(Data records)
________________________________________

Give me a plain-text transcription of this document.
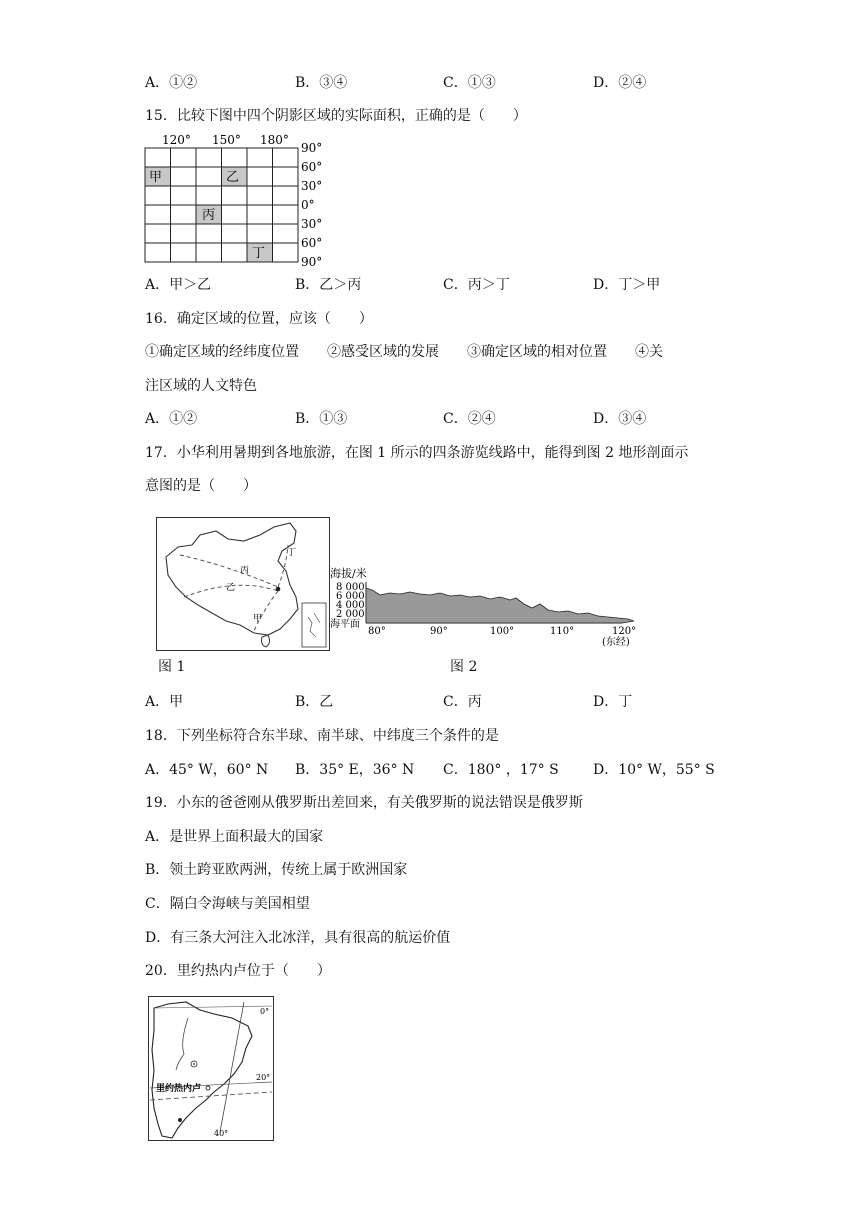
A．①②	B．③④	C．①③	D．②④
15．比较下图中四个阴影区域的实际面积，正确的是（　　）
120° 150° 180°
甲	乙
丙
丁
90°
60°
30°
0°
30°
60°
90°
A．甲＞乙	B．乙＞丙	C．丙＞丁	D．丁＞甲
16．确定区域的位置，应该（　　）
①确定区域的经纬度位置　　②感受区域的发展　　③确定区域的相对位置　　④关
注区域的人文特色
A．①②	B．①③	C．②④	D．③④
17．小华利用暑期到各地旅游，在图 1 所示的四条游览线路中，能得到图 2 地形剖面示
意图的是（　　）
丙
乙
甲
丁
海拔/米
8 000
6 000
4 000
2 000
海平面
80°	90°	100°	110°	120°
(东经)
图 1	图 2
A．甲	B．乙	C．丙	D．丁
18．下列坐标符合东半球、南半球、中纬度三个条件的是
A．45° W，60° N B．35° E，36° N C．180° ，17° S D．10° W，55° S
19．小东的爸爸刚从俄罗斯出差回来，有关俄罗斯的说法错误是俄罗斯
A．是世界上面积最大的国家
B．领土跨亚欧两洲，传统上属于欧洲国家
C．隔白令海峡与美国相望
D．有三条大河注入北冰洋，具有很高的航运价值
20．里约热内卢位于（　　）
里约热内卢
0°
20°
40°
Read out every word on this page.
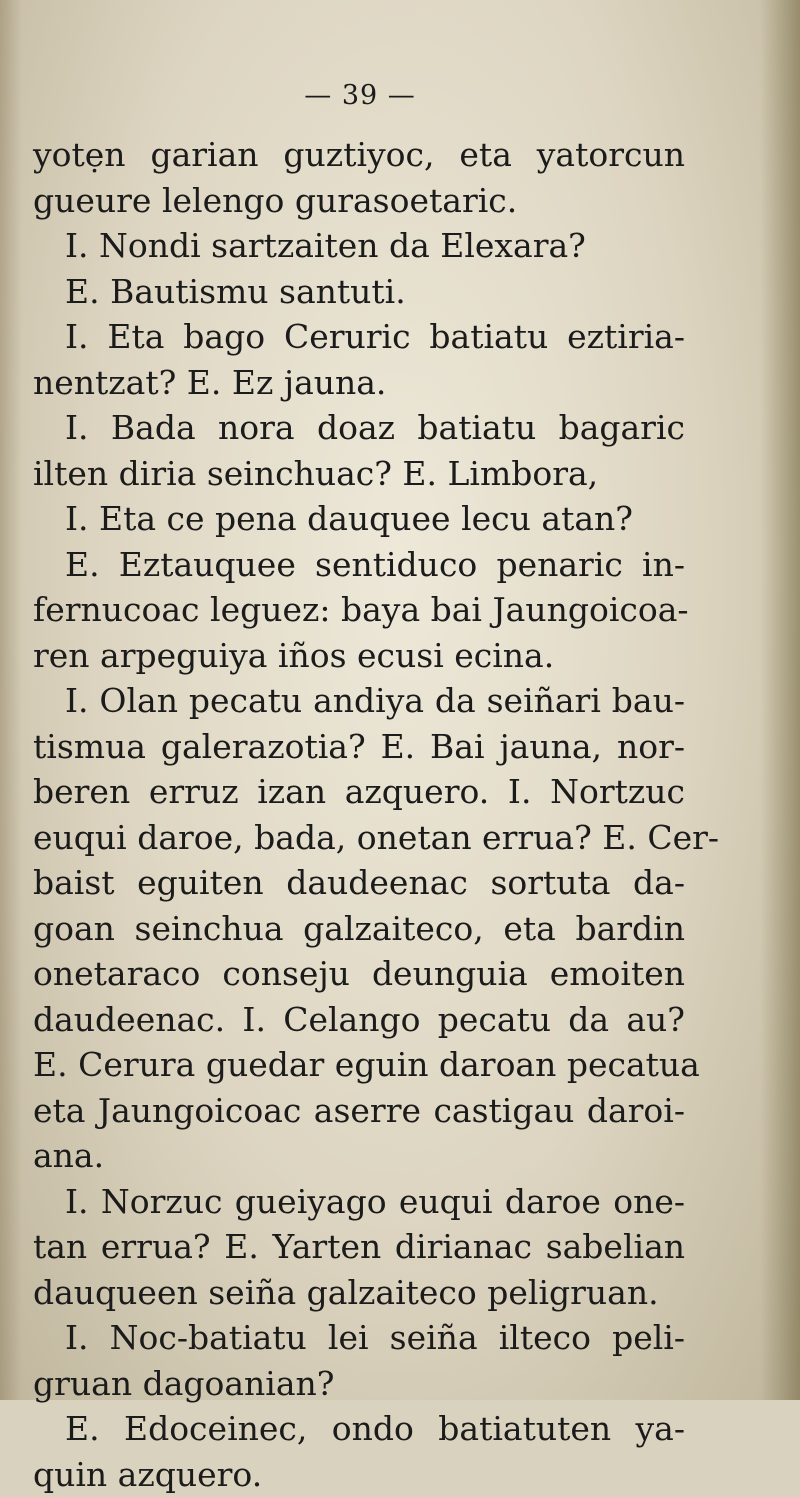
— 39 —
yotẹn garian guztiyoc, eta yatorcun
gueure lelengo gurasoetaric.
I. Nondi sartzaiten da Elexara?
E. Bautismu santuti.
I. Eta bago Ceruric batiatu eztiria-
nentzat? E. Ez jauna.
I. Bada nora doaz batiatu bagaric
ilten diria seinchuac? E. Limbora,
I. Eta ce pena dauquee lecu atan?
E. Eztauquee sentiduco penaric in-
fernucoac leguez: baya bai Jaungoicoa-
ren arpeguiya iños ecusi ecina.
I. Olan pecatu andiya da seiñari bau-
tismua galerazotia? E. Bai jauna, nor-
beren erruz izan azquero. I. Nortzuc
euqui daroe, bada, onetan errua? E. Cer-
baist eguiten daudeenac sortuta da-
goan seinchua galzaiteco, eta bardin
onetaraco conseju deunguia emoiten
daudeenac. I. Celango pecatu da au?
E. Cerura guedar eguin daroan pecatua
eta Jaungoicoac aserre castigau daroi-
ana.
I. Norzuc gueiyago euqui daroe one-
tan errua? E. Yarten dirianac sabelian
dauqueen seiña galzaiteco peligruan.
I. Noc-batiatu lei seiña ilteco peli-
gruan dagoanian?
E. Edoceinec, ondo batiatuten ya-
quin azquero.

________________________________________

§ What to work on
Where a line holds the string "daroe", copy that line.

§ Problem solution
euqui daroe, bada, onetan errua? E. Cer-
I. Norzuc gueiyago euqui daroe one-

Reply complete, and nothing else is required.